◆ Problem statement ◆
Locate every line in the material below that has the word "καλά". Copy each of those lines.
start Material shown
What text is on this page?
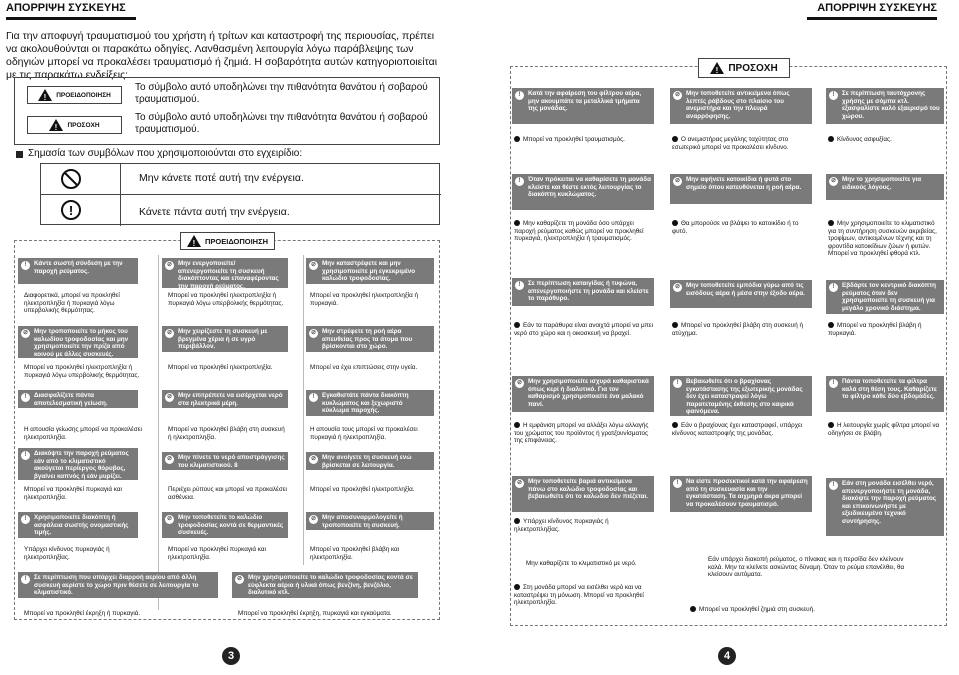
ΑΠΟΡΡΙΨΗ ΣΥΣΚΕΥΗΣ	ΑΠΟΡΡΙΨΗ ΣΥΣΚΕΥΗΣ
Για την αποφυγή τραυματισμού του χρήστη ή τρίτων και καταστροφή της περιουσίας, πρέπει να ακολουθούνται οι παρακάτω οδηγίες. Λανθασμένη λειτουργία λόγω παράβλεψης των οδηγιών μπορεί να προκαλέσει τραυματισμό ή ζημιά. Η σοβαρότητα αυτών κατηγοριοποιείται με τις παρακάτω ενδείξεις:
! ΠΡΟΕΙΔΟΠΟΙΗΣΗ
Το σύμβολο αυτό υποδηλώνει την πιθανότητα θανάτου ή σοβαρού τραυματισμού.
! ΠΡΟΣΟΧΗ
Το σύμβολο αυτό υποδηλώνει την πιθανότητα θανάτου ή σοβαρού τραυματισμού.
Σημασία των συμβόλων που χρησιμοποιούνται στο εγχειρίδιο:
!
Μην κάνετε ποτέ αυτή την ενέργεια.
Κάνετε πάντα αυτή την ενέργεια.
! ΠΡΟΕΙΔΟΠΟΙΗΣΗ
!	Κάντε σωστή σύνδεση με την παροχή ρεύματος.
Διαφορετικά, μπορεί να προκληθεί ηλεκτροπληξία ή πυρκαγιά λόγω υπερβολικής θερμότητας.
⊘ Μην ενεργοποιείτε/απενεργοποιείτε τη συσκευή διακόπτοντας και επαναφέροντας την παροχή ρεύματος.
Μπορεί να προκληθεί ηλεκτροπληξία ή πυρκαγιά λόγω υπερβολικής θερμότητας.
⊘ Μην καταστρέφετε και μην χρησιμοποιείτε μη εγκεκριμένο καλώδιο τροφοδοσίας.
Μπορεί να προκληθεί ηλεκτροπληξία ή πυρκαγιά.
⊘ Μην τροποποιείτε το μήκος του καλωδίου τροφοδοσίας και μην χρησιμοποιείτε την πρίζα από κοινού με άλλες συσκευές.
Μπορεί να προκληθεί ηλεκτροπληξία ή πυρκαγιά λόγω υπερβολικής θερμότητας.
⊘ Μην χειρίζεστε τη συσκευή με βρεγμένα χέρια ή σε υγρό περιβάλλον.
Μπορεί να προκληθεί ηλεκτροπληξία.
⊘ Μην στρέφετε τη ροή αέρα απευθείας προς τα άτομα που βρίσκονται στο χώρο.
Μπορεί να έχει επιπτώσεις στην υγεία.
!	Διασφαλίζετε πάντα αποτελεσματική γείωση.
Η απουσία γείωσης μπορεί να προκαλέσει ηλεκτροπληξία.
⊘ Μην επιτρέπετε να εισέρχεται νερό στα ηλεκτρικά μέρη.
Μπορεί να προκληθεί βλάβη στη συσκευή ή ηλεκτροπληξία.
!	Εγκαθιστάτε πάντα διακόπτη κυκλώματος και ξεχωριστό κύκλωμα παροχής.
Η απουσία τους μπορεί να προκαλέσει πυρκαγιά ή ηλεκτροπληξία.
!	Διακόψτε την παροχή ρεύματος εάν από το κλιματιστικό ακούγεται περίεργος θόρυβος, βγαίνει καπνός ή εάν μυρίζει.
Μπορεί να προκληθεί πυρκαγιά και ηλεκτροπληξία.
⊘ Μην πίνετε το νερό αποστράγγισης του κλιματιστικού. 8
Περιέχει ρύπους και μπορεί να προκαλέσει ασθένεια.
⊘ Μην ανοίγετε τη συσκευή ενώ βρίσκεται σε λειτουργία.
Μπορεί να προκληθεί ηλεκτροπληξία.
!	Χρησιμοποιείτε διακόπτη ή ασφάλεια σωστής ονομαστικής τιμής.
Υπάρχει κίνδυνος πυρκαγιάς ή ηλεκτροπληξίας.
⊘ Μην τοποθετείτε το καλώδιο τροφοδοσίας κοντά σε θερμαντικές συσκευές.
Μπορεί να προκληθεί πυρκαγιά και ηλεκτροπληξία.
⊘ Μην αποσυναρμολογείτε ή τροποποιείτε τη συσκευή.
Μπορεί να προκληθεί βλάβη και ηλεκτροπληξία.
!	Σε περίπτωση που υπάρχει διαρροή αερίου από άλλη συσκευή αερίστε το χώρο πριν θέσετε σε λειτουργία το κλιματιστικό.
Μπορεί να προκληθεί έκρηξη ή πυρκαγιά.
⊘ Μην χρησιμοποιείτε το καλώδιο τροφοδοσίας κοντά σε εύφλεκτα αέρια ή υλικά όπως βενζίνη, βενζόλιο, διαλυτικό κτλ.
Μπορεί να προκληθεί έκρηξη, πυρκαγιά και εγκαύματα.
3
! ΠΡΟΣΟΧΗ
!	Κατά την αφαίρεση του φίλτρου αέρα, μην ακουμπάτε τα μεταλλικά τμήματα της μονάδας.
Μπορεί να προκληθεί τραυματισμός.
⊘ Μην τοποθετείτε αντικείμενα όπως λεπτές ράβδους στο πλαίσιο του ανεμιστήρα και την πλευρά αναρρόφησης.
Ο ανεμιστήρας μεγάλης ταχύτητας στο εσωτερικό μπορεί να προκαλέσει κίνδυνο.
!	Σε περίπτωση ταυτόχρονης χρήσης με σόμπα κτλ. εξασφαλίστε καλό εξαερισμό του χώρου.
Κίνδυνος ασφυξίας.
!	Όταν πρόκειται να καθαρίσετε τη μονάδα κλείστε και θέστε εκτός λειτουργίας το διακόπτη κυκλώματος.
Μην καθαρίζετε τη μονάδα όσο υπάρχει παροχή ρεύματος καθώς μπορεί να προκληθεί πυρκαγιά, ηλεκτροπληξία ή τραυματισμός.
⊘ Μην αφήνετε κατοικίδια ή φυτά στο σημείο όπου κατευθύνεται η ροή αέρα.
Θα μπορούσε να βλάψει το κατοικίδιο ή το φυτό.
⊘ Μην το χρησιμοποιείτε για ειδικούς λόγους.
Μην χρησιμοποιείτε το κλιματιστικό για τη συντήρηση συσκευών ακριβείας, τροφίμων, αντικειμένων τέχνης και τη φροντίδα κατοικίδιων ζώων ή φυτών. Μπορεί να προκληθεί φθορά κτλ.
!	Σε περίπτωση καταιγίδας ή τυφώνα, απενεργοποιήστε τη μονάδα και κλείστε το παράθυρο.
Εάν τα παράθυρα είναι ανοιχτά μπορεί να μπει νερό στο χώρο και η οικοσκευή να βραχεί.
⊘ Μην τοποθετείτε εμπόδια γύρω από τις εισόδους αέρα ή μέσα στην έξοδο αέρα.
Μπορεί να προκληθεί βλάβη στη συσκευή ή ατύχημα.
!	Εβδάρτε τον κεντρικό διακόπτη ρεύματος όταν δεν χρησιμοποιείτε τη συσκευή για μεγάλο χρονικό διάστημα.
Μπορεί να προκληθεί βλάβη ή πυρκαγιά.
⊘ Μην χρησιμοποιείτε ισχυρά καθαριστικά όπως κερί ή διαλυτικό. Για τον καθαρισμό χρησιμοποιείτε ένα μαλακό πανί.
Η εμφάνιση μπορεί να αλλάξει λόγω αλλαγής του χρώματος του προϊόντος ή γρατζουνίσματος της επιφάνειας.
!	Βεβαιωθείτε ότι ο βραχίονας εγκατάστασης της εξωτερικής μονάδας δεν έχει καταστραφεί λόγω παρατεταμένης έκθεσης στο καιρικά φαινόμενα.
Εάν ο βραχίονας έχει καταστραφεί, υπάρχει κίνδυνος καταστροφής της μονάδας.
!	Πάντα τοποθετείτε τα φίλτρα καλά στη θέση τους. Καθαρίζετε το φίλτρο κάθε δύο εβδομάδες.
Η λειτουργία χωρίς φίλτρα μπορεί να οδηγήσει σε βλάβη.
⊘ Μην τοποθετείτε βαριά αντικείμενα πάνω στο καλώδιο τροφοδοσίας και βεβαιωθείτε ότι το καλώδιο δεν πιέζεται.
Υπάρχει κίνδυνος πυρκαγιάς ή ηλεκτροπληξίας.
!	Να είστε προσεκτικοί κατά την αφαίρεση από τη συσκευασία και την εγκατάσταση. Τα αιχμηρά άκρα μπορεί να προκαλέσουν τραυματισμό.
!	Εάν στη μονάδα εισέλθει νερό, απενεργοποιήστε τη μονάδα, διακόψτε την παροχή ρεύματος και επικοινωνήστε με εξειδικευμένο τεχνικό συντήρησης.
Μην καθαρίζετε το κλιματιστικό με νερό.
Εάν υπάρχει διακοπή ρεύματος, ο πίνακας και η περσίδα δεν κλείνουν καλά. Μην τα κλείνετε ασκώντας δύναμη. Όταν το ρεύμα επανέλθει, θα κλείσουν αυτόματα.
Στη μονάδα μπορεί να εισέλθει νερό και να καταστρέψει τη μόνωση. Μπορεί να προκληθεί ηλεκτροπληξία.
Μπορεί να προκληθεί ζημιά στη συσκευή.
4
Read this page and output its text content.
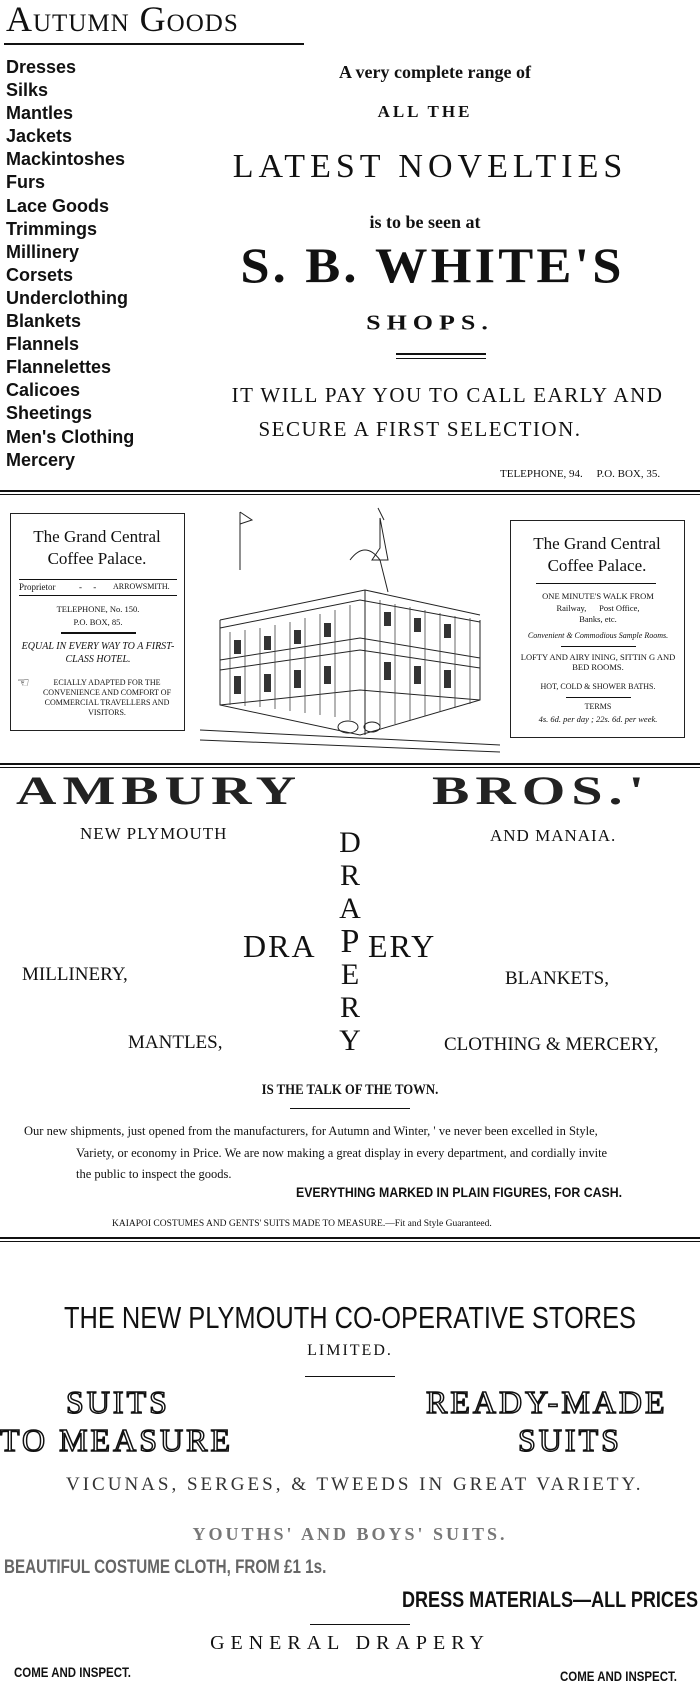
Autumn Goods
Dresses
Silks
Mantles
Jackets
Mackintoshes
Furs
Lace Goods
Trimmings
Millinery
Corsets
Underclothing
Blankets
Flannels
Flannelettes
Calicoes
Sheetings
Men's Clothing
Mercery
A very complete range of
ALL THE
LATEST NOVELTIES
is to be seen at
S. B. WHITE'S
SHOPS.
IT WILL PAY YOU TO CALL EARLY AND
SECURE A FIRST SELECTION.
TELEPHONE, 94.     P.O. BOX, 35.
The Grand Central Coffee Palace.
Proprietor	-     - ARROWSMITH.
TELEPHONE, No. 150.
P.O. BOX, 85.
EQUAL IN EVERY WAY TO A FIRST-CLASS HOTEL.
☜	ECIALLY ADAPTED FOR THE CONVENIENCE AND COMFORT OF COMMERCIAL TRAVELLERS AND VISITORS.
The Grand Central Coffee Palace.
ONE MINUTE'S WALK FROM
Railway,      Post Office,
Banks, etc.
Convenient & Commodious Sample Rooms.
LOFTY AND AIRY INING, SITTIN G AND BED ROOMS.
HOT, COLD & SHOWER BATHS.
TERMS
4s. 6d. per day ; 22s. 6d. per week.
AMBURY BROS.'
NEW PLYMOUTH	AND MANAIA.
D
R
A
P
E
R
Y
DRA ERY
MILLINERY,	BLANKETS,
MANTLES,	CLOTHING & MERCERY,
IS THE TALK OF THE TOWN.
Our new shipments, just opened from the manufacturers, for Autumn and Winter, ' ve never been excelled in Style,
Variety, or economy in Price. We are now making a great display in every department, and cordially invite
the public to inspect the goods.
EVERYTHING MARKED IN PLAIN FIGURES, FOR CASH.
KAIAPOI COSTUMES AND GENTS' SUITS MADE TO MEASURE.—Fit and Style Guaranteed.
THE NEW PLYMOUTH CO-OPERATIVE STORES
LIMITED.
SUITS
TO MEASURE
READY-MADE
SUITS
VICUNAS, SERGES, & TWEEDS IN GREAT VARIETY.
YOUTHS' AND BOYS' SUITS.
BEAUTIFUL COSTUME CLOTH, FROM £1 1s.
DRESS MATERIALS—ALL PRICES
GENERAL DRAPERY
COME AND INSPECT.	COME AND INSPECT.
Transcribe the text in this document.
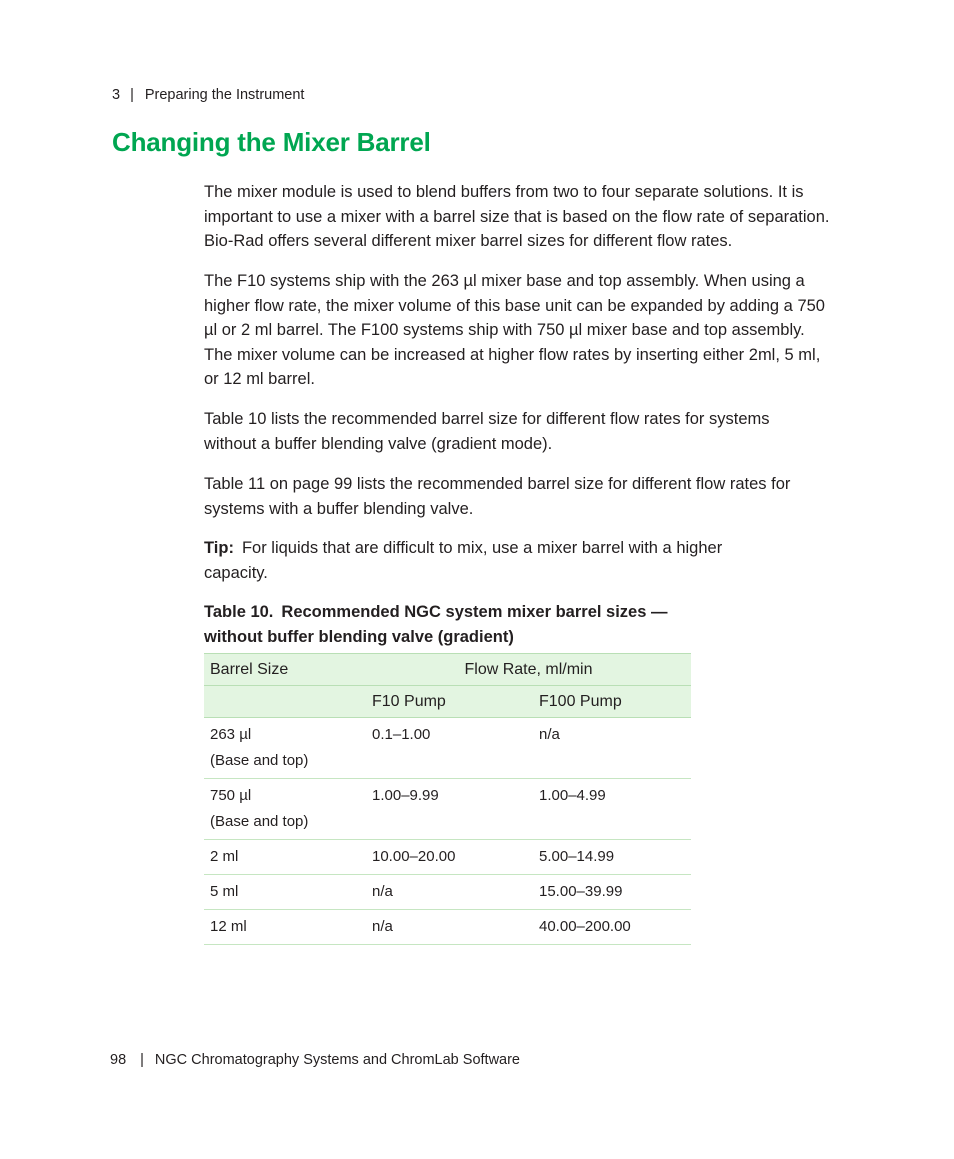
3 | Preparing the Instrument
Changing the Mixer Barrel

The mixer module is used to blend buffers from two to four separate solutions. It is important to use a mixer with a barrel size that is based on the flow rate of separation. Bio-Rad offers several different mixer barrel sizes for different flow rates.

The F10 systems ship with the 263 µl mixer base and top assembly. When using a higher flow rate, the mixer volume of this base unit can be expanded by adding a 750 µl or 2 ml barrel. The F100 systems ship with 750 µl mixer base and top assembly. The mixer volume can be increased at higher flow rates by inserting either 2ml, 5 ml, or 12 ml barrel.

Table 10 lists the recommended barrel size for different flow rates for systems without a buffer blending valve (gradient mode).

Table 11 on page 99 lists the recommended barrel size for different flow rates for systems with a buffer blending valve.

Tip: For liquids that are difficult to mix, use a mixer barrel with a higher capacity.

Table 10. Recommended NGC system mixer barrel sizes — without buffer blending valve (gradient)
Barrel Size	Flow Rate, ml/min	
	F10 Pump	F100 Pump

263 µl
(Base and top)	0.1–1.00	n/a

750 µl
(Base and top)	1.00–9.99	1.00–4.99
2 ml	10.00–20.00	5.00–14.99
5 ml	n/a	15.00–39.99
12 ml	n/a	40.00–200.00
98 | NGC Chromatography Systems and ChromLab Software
end Material shown
◆ Task solution ◆
!	Πάντα τοποθετείτε τα φίλτρα καλά στη θέση τους. Καθαρίζετε το φίλτρο κάθε δύο εβδομάδες.
Εάν υπάρχει διακοπή ρεύματος, ο πίνακας και η περσίδα δεν κλείνουν καλά. Μην τα κλείνετε ασκώντας δύναμη. Όταν το ρεύμα επανέλθει, θα κλείσουν αυτόματα.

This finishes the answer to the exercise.